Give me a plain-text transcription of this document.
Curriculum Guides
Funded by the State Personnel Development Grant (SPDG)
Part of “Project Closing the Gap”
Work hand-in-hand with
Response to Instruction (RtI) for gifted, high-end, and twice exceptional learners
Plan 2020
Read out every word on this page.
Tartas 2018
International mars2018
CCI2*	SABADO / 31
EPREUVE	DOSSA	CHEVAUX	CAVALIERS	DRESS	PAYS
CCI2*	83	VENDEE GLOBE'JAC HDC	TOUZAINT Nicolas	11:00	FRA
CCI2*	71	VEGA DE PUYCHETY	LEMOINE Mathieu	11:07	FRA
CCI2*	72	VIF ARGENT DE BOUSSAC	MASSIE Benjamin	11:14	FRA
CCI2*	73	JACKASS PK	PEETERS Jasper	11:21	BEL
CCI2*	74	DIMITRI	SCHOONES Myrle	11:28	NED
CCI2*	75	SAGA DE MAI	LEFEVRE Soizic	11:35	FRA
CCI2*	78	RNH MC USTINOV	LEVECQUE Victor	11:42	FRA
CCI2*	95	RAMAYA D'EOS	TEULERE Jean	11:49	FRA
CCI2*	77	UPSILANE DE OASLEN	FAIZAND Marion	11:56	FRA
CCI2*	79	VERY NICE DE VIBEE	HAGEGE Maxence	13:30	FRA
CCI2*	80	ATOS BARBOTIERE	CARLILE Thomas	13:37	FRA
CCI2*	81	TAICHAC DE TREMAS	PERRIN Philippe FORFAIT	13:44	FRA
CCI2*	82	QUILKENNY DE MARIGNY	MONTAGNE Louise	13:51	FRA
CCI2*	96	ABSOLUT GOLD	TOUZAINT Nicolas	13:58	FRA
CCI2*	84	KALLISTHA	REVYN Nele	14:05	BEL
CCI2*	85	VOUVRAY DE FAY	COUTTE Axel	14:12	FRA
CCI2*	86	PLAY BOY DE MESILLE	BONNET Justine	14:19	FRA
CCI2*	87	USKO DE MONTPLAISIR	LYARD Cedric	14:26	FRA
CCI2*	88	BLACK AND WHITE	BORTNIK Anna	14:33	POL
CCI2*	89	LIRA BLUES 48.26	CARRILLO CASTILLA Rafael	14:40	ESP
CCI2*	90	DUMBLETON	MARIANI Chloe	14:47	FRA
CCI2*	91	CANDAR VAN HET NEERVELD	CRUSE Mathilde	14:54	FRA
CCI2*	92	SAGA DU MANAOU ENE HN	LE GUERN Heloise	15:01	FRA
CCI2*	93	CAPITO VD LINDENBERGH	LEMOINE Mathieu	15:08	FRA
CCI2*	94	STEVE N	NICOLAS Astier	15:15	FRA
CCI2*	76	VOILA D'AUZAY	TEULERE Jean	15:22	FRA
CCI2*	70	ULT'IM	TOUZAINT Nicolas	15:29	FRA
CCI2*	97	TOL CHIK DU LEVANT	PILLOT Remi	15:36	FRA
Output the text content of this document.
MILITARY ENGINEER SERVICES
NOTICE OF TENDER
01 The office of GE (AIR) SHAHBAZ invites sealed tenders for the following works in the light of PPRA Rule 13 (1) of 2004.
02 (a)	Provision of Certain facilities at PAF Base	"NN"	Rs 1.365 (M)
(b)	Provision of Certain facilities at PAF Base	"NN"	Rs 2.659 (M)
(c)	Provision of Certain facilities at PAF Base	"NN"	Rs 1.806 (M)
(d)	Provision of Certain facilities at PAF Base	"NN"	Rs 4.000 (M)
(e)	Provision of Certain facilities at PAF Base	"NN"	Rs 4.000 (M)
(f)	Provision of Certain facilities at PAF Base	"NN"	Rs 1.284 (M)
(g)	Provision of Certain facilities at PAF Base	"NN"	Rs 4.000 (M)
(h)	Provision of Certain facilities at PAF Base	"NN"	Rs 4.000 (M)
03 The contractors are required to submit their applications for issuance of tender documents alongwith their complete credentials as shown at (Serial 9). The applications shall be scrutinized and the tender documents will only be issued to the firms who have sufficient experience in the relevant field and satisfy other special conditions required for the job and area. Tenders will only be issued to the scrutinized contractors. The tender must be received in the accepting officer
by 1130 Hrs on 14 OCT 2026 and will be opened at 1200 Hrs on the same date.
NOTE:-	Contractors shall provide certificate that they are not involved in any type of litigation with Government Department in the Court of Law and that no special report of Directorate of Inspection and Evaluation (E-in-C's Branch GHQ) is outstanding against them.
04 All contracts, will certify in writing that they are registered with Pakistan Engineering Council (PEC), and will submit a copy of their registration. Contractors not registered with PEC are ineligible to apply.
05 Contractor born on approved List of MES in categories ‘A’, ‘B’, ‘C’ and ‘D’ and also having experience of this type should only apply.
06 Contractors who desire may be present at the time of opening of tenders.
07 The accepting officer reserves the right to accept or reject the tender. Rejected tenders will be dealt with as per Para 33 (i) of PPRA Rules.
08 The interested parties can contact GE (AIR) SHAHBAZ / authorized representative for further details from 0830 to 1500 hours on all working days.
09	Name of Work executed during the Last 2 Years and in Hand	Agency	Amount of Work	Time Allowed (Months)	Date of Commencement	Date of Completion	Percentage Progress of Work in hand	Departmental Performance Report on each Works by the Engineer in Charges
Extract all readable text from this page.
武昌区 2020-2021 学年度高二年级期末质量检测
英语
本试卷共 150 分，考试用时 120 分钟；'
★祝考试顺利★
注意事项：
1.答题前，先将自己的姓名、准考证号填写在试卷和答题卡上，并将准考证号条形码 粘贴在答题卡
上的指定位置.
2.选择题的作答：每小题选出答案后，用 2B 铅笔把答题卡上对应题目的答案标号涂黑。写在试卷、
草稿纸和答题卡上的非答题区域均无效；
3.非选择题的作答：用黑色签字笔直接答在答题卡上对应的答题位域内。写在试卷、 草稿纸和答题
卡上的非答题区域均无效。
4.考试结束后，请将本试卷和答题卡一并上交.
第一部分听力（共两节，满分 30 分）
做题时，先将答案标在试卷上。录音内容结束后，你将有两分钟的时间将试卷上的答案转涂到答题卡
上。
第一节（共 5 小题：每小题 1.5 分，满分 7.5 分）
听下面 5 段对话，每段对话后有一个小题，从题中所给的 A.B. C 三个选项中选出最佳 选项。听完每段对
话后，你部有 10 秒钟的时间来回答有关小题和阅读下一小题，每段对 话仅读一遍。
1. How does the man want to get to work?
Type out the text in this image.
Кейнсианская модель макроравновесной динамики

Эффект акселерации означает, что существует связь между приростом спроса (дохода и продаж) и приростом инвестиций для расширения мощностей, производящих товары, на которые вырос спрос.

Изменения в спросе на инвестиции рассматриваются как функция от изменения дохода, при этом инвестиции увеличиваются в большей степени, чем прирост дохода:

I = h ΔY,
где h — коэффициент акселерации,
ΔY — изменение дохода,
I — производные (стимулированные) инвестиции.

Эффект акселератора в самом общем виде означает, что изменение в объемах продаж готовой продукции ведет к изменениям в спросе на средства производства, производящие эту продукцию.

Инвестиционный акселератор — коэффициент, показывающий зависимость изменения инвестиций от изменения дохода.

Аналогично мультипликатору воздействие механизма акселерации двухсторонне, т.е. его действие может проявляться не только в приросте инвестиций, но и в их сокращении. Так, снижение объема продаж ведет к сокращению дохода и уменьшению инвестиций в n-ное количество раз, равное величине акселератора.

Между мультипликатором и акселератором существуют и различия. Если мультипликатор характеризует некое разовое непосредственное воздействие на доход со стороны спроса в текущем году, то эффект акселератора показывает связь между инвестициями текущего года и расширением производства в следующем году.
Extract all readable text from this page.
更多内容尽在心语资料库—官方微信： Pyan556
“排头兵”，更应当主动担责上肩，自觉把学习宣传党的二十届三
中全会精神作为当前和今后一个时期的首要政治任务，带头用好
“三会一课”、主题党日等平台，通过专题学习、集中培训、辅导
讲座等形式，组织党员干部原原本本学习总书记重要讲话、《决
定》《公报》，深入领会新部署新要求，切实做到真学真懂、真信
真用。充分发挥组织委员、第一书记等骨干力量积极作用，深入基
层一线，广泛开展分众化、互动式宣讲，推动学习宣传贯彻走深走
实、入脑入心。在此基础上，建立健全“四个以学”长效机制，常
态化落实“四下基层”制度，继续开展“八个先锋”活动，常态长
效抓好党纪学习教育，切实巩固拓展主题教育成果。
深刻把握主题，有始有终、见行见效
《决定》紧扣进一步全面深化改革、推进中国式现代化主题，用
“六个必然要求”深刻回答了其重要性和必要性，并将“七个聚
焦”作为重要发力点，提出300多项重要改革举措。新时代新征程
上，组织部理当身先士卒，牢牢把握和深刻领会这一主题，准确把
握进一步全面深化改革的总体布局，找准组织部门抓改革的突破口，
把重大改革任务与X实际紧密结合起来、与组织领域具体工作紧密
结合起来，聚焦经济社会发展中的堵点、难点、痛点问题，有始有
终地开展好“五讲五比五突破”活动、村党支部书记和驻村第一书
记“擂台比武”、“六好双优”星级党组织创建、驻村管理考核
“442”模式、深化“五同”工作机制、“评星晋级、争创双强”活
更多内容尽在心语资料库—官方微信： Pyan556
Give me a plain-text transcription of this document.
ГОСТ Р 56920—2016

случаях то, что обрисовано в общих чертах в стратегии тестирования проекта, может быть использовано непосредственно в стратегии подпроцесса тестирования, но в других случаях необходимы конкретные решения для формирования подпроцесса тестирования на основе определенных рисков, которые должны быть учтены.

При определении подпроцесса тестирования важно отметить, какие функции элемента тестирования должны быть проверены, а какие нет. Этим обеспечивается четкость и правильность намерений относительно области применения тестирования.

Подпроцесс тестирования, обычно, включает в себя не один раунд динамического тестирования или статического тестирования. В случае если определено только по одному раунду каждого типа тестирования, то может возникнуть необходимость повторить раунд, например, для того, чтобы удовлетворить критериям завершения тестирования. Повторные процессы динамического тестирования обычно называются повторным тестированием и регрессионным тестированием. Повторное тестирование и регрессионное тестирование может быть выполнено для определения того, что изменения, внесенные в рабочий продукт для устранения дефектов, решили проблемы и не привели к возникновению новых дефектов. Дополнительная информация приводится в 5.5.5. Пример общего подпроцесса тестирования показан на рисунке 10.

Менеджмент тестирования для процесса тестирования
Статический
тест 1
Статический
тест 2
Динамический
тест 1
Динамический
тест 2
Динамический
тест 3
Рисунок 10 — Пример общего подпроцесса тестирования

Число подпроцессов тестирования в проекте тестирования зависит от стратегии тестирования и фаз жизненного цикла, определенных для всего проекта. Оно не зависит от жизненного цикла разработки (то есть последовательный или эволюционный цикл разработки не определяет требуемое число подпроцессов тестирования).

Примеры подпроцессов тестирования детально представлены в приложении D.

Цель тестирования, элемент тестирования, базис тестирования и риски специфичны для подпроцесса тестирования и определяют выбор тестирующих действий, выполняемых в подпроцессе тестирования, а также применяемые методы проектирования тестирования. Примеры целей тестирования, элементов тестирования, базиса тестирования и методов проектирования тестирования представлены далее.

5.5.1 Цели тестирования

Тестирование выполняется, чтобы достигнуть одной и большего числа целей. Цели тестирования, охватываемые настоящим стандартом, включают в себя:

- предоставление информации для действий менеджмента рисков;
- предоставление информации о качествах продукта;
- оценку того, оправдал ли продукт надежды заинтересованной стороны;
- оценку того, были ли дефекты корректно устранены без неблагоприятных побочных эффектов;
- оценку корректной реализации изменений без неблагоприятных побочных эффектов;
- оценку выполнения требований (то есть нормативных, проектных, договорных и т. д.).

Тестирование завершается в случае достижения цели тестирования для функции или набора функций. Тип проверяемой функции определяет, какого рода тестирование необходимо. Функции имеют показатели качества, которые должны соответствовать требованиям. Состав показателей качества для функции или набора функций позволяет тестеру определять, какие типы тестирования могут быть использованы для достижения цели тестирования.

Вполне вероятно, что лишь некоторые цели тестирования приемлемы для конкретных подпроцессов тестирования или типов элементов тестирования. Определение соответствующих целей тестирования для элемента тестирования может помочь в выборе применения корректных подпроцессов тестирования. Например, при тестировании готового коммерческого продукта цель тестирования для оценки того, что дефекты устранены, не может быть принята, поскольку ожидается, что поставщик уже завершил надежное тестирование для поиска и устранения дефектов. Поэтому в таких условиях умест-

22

• Exercise goal: How many lines of these entries contain "неблагоприятных"? Answer with the number and nothing else.

• Response to the task: 2